* GIVEN INSTRUCTION:
Reproduce each line exactly, including spacing and punctuation.

* ENTRIES:
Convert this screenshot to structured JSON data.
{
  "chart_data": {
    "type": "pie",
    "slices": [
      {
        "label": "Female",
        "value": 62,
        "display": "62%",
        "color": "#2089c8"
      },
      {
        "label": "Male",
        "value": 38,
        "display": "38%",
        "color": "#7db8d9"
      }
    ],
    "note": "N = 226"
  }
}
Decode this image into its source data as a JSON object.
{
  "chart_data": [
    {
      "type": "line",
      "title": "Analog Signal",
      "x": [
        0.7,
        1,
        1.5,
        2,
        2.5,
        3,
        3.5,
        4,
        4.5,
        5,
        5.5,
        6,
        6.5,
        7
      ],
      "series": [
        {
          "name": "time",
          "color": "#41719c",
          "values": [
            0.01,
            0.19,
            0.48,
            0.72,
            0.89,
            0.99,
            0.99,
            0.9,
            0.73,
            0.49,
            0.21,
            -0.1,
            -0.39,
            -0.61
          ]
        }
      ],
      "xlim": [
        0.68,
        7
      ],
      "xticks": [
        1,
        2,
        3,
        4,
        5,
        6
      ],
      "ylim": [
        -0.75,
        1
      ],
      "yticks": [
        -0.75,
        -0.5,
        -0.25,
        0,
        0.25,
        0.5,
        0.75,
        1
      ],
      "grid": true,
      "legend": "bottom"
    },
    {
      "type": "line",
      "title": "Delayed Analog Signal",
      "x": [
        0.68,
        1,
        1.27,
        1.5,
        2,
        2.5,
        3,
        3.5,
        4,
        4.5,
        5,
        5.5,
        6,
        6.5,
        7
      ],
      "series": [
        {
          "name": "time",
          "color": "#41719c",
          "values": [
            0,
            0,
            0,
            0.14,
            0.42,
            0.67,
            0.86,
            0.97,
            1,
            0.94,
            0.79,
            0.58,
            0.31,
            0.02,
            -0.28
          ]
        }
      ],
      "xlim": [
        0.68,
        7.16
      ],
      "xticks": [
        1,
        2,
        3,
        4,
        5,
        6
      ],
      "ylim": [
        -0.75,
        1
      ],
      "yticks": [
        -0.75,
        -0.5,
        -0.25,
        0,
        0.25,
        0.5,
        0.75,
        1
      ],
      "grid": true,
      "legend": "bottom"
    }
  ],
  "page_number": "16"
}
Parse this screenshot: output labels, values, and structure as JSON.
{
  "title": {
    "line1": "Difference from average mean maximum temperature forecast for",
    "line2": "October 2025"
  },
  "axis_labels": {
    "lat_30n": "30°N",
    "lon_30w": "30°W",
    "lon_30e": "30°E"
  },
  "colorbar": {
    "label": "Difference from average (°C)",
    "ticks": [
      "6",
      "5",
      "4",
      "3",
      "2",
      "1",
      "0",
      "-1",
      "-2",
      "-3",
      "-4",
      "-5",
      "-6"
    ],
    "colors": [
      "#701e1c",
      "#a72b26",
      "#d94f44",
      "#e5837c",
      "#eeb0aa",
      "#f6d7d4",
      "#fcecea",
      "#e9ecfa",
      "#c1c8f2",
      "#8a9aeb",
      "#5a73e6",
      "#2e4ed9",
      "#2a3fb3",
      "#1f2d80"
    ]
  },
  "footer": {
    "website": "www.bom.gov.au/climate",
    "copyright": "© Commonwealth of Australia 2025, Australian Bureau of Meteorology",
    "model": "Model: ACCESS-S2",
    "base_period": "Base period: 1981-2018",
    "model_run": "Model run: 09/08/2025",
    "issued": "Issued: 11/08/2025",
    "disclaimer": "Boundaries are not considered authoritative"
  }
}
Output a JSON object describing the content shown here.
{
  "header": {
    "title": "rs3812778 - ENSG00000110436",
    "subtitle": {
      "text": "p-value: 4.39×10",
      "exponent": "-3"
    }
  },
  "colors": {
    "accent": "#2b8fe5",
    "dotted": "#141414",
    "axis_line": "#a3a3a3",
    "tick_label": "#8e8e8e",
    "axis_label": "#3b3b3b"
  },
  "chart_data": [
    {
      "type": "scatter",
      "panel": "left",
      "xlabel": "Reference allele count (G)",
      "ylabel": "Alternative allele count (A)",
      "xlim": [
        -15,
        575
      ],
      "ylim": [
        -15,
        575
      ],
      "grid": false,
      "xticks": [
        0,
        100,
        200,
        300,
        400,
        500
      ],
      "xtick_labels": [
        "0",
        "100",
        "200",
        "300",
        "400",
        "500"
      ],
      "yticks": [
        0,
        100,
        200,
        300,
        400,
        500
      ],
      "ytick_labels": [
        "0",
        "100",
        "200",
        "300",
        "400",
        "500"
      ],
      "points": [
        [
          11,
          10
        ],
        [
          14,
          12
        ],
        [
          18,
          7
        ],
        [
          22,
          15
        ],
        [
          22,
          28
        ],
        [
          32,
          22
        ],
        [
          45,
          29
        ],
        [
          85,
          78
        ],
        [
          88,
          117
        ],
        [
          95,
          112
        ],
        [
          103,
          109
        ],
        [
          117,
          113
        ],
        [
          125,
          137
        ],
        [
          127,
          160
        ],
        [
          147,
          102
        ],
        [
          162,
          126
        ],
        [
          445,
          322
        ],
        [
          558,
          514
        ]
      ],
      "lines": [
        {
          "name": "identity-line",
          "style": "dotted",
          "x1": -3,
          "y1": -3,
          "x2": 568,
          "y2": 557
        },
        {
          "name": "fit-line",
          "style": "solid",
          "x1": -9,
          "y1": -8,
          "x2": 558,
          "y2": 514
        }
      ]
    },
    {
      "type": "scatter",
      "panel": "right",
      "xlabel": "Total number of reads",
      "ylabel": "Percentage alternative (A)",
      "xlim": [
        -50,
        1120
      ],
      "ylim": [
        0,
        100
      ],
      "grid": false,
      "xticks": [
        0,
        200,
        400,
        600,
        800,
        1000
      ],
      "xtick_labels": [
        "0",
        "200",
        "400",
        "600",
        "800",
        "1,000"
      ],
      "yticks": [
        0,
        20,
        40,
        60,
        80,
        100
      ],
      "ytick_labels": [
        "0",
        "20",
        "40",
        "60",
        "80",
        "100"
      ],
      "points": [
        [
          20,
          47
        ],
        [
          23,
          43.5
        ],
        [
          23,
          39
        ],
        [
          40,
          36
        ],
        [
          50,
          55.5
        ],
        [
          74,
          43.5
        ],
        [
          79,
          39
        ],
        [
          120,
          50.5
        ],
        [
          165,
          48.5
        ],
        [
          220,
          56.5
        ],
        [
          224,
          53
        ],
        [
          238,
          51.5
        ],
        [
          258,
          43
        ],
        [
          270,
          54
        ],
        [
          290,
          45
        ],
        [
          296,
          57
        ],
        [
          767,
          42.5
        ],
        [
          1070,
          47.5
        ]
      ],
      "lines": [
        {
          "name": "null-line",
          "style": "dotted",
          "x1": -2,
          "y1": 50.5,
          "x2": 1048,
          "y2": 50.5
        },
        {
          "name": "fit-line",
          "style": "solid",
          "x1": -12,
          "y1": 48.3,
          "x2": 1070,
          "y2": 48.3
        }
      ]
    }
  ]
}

* RESPONSE:
Convert this screenshot to structured JSON data.
{
  "chart_data": {
    "type": "pie",
    "slices": [
      {
        "label": "Female",
        "value": 62,
        "display": "62%",
        "color": "#2089c8"
      },
      {
        "label": "Male",
        "value": 38,
        "display": "38%",
        "color": "#7db8d9"
      }
    ],
    "note": "N = 226"
  }
}
Decode this image into its source data as a JSON object.
{
  "chart_data": [
    {
      "type": "line",
      "title": "Analog Signal",
      "x": [
        0.7,
        1,
        1.5,
        2,
        2.5,
        3,
        3.5,
        4,
        4.5,
        5,
        5.5,
        6,
        6.5,
        7
      ],
      "series": [
        {
          "name": "time",
          "color": "#41719c",
          "values": [
            0.01,
            0.19,
            0.48,
            0.72,
            0.89,
            0.99,
            0.99,
            0.9,
            0.73,
            0.49,
            0.21,
            -0.1,
            -0.39,
            -0.61
          ]
        }
      ],
      "xlim": [
        0.68,
        7
      ],
      "xticks": [
        1,
        2,
        3,
        4,
        5,
        6
      ],
      "ylim": [
        -0.75,
        1
      ],
      "yticks": [
        -0.75,
        -0.5,
        -0.25,
        0,
        0.25,
        0.5,
        0.75,
        1
      ],
      "grid": true,
      "legend": "bottom"
    },
    {
      "type": "line",
      "title": "Delayed Analog Signal",
      "x": [
        0.68,
        1,
        1.27,
        1.5,
        2,
        2.5,
        3,
        3.5,
        4,
        4.5,
        5,
        5.5,
        6,
        6.5,
        7
      ],
      "series": [
        {
          "name": "time",
          "color": "#41719c",
          "values": [
            0,
            0,
            0,
            0.14,
            0.42,
            0.67,
            0.86,
            0.97,
            1,
            0.94,
            0.79,
            0.58,
            0.31,
            0.02,
            -0.28
          ]
        }
      ],
      "xlim": [
        0.68,
        7.16
      ],
      "xticks": [
        1,
        2,
        3,
        4,
        5,
        6
      ],
      "ylim": [
        -0.75,
        1
      ],
      "yticks": [
        -0.75,
        -0.5,
        -0.25,
        0,
        0.25,
        0.5,
        0.75,
        1
      ],
      "grid": true,
      "legend": "bottom"
    }
  ],
  "page_number": "16"
}
Parse this screenshot: output labels, values, and structure as JSON.
{
  "title": {
    "line1": "Difference from average mean maximum temperature forecast for",
    "line2": "October 2025"
  },
  "axis_labels": {
    "lat_30n": "30°N",
    "lon_30w": "30°W",
    "lon_30e": "30°E"
  },
  "colorbar": {
    "label": "Difference from average (°C)",
    "ticks": [
      "6",
      "5",
      "4",
      "3",
      "2",
      "1",
      "0",
      "-1",
      "-2",
      "-3",
      "-4",
      "-5",
      "-6"
    ],
    "colors": [
      "#701e1c",
      "#a72b26",
      "#d94f44",
      "#e5837c",
      "#eeb0aa",
      "#f6d7d4",
      "#fcecea",
      "#e9ecfa",
      "#c1c8f2",
      "#8a9aeb",
      "#5a73e6",
      "#2e4ed9",
      "#2a3fb3",
      "#1f2d80"
    ]
  },
  "footer": {
    "website": "www.bom.gov.au/climate",
    "copyright": "© Commonwealth of Australia 2025, Australian Bureau of Meteorology",
    "model": "Model: ACCESS-S2",
    "base_period": "Base period: 1981-2018",
    "model_run": "Model run: 09/08/2025",
    "issued": "Issued: 11/08/2025",
    "disclaimer": "Boundaries are not considered authoritative"
  }
}
Output a JSON object describing the content shown here.
{
  "header": {
    "title": "rs3812778 - ENSG00000110436",
    "subtitle": {
      "text": "p-value: 4.39×10",
      "exponent": "-3"
    }
  },
  "colors": {
    "accent": "#2b8fe5",
    "dotted": "#141414",
    "axis_line": "#a3a3a3",
    "tick_label": "#8e8e8e",
    "axis_label": "#3b3b3b"
  },
  "chart_data": [
    {
      "type": "scatter",
      "panel": "left",
      "xlabel": "Reference allele count (G)",
      "ylabel": "Alternative allele count (A)",
      "xlim": [
        -15,
        575
      ],
      "ylim": [
        -15,
        575
      ],
      "grid": false,
      "xticks": [
        0,
        100,
        200,
        300,
        400,
        500
      ],
      "xtick_labels": [
        "0",
        "100",
        "200",
        "300",
        "400",
        "500"
      ],
      "yticks": [
        0,
        100,
        200,
        300,
        400,
        500
      ],
      "ytick_labels": [
        "0",
        "100",
        "200",
        "300",
        "400",
        "500"
      ],
      "points": [
        [
          11,
          10
        ],
        [
          14,
          12
        ],
        [
          18,
          7
        ],
        [
          22,
          15
        ],
        [
          22,
          28
        ],
        [
          32,
          22
        ],
        [
          45,
          29
        ],
        [
          85,
          78
        ],
        [
          88,
          117
        ],
        [
          95,
          112
        ],
        [
          103,
          109
        ],
        [
          117,
          113
        ],
        [
          125,
          137
        ],
        [
          127,
          160
        ],
        [
          147,
          102
        ],
        [
          162,
          126
        ],
        [
          445,
          322
        ],
        [
          558,
          514
        ]
      ],
      "lines": [
        {
          "name": "identity-line",
          "style": "dotted",
          "x1": -3,
          "y1": -3,
          "x2": 568,
          "y2": 557
        },
        {
          "name": "fit-line",
          "style": "solid",
          "x1": -9,
          "y1": -8,
          "x2": 558,
          "y2": 514
        }
      ]
    },
    {
      "type": "scatter",
      "panel": "right",
      "xlabel": "Total number of reads",
      "ylabel": "Percentage alternative (A)",
      "xlim": [
        -50,
        1120
      ],
      "ylim": [
        0,
        100
      ],
      "grid": false,
      "xticks": [
        0,
        200,
        400,
        600,
        800,
        1000
      ],
      "xtick_labels": [
        "0",
        "200",
        "400",
        "600",
        "800",
        "1,000"
      ],
      "yticks": [
        0,
        20,
        40,
        60,
        80,
        100
      ],
      "ytick_labels": [
        "0",
        "20",
        "40",
        "60",
        "80",
        "100"
      ],
      "points": [
        [
          20,
          47
        ],
        [
          23,
          43.5
        ],
        [
          23,
          39
        ],
        [
          40,
          36
        ],
        [
          50,
          55.5
        ],
        [
          74,
          43.5
        ],
        [
          79,
          39
        ],
        [
          120,
          50.5
        ],
        [
          165,
          48.5
        ],
        [
          220,
          56.5
        ],
        [
          224,
          53
        ],
        [
          238,
          51.5
        ],
        [
          258,
          43
        ],
        [
          270,
          54
        ],
        [
          290,
          45
        ],
        [
          296,
          57
        ],
        [
          767,
          42.5
        ],
        [
          1070,
          47.5
        ]
      ],
      "lines": [
        {
          "name": "null-line",
          "style": "dotted",
          "x1": -2,
          "y1": 50.5,
          "x2": 1048,
          "y2": 50.5
        },
        {
          "name": "fit-line",
          "style": "solid",
          "x1": -12,
          "y1": 48.3,
          "x2": 1070,
          "y2": 48.3
        }
      ]
    }
  ]
}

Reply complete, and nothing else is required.